### Set task
Pictures aside, repeat every entry exactly.

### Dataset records

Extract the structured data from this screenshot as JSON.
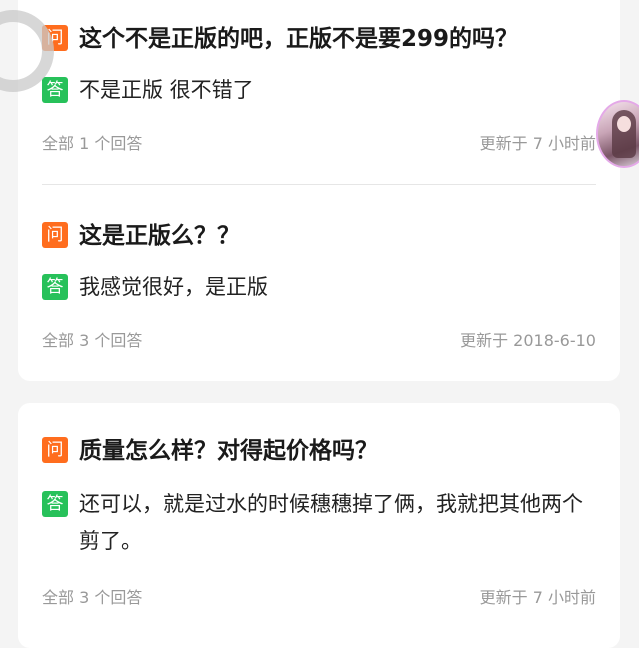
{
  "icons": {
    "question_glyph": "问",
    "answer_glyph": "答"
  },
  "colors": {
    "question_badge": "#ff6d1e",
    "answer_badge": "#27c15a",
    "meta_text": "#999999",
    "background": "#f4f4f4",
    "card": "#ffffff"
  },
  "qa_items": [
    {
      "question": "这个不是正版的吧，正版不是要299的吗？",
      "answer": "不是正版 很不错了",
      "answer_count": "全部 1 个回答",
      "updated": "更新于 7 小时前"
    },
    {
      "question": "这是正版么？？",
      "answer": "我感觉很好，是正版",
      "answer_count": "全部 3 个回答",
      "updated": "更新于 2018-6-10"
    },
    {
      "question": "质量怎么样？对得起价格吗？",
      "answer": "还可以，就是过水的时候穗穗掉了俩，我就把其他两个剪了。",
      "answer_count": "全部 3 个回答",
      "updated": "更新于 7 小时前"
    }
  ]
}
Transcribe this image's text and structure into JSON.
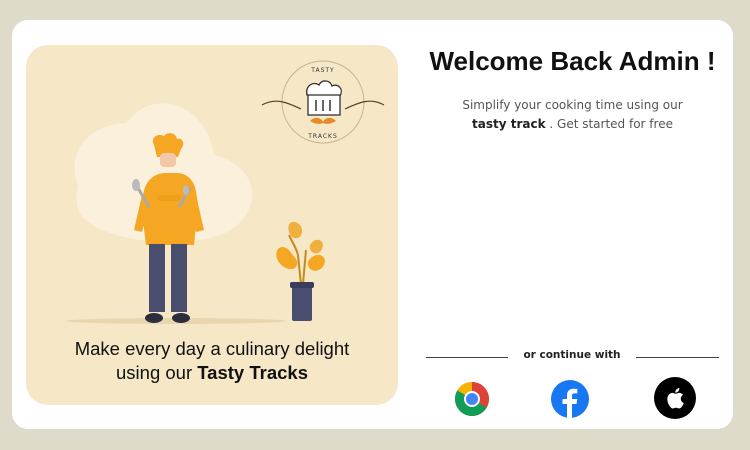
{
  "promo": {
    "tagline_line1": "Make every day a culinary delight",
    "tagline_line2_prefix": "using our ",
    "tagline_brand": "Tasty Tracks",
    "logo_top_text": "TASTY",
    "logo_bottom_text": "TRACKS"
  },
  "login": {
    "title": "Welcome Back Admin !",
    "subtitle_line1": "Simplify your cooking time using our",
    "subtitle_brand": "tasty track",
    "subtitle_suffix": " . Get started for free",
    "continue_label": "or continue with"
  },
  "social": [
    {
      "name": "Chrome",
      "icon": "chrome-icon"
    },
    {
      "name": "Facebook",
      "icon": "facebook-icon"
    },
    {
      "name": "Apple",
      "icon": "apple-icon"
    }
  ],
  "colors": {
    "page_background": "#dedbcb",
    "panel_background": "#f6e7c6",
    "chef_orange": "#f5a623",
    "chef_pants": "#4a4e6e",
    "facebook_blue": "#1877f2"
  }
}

### Problem solution
Extract the structured data from this screenshot as JSON.
{
  "icons": {
    "question_glyph": "问",
    "answer_glyph": "答"
  },
  "colors": {
    "question_badge": "#ff6d1e",
    "answer_badge": "#27c15a",
    "meta_text": "#999999",
    "background": "#f4f4f4",
    "card": "#ffffff"
  },
  "qa_items": [
    {
      "question": "这个不是正版的吧，正版不是要299的吗？",
      "answer": "不是正版 很不错了",
      "answer_count": "全部 1 个回答",
      "updated": "更新于 7 小时前"
    },
    {
      "question": "这是正版么？？",
      "answer": "我感觉很好，是正版",
      "answer_count": "全部 3 个回答",
      "updated": "更新于 2018-6-10"
    },
    {
      "question": "质量怎么样？对得起价格吗？",
      "answer": "还可以，就是过水的时候穗穗掉了俩，我就把其他两个剪了。",
      "answer_count": "全部 3 个回答",
      "updated": "更新于 7 小时前"
    }
  ]
}
Transcribe this image's text and structure into JSON.
{
  "promo": {
    "tagline_line1": "Make every day a culinary delight",
    "tagline_line2_prefix": "using our ",
    "tagline_brand": "Tasty Tracks",
    "logo_top_text": "TASTY",
    "logo_bottom_text": "TRACKS"
  },
  "login": {
    "title": "Welcome Back Admin !",
    "subtitle_line1": "Simplify your cooking time using our",
    "subtitle_brand": "tasty track",
    "subtitle_suffix": " . Get started for free",
    "continue_label": "or continue with"
  },
  "social": [
    {
      "name": "Chrome",
      "icon": "chrome-icon"
    },
    {
      "name": "Facebook",
      "icon": "facebook-icon"
    },
    {
      "name": "Apple",
      "icon": "apple-icon"
    }
  ],
  "colors": {
    "page_background": "#dedbcb",
    "panel_background": "#f6e7c6",
    "chef_orange": "#f5a623",
    "chef_pants": "#4a4e6e",
    "facebook_blue": "#1877f2"
  }
}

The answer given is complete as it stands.